Wherever a line below holds the word "name", copy that line.

========

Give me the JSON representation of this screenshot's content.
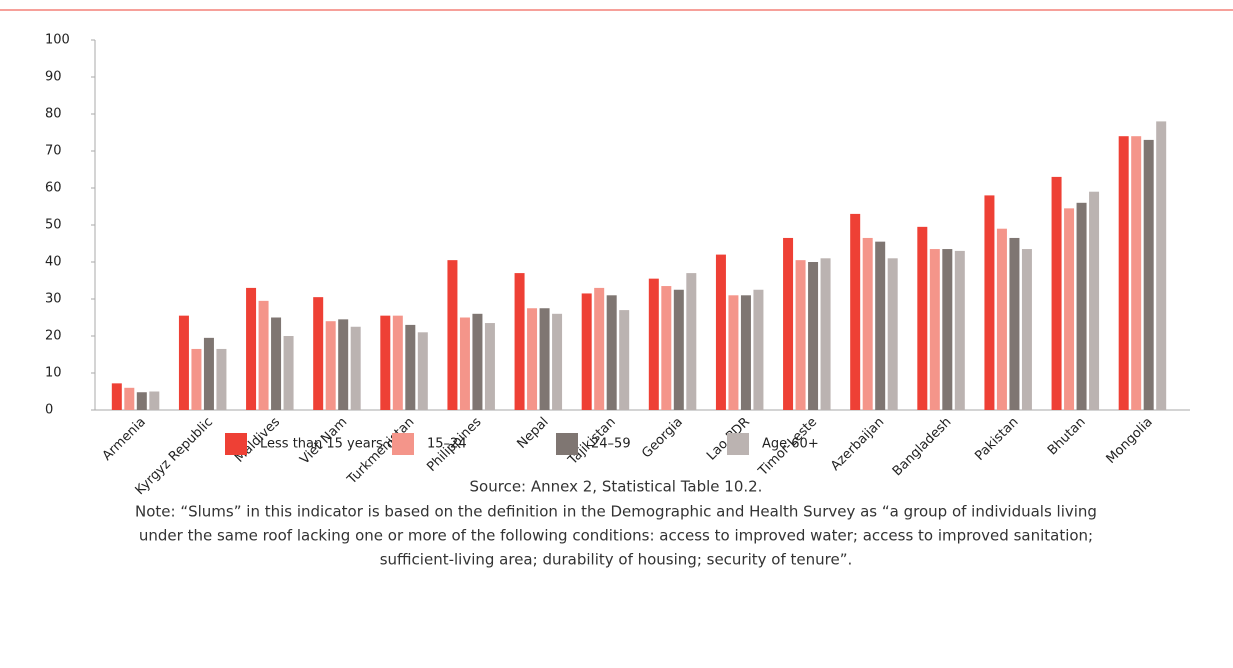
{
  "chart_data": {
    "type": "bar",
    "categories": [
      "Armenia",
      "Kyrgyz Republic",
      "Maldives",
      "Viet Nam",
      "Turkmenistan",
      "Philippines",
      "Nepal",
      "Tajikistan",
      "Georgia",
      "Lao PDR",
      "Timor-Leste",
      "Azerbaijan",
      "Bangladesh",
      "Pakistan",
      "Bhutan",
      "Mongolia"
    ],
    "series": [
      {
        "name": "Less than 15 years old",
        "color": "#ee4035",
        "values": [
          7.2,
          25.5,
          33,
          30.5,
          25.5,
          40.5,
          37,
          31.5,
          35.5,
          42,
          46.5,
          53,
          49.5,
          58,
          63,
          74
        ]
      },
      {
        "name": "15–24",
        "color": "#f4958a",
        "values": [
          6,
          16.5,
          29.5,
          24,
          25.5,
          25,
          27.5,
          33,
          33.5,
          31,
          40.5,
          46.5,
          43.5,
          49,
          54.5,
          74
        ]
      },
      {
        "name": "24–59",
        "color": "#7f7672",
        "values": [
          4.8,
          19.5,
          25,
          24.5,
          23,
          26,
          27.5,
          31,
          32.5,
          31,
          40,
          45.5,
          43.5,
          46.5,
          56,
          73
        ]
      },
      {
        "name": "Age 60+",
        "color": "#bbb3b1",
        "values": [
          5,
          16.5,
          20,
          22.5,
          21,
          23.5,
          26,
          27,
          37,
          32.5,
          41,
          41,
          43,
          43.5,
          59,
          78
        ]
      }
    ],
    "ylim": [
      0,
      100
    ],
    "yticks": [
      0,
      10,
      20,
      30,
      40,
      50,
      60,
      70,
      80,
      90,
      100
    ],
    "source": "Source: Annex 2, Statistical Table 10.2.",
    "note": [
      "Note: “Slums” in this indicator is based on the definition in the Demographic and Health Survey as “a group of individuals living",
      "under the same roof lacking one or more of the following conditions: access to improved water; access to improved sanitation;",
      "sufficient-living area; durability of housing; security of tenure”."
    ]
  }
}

========

### Response
        "name": "Less than 15 years old",
        "name": "15–24",
        "name": "24–59",
        "name": "Age 60+",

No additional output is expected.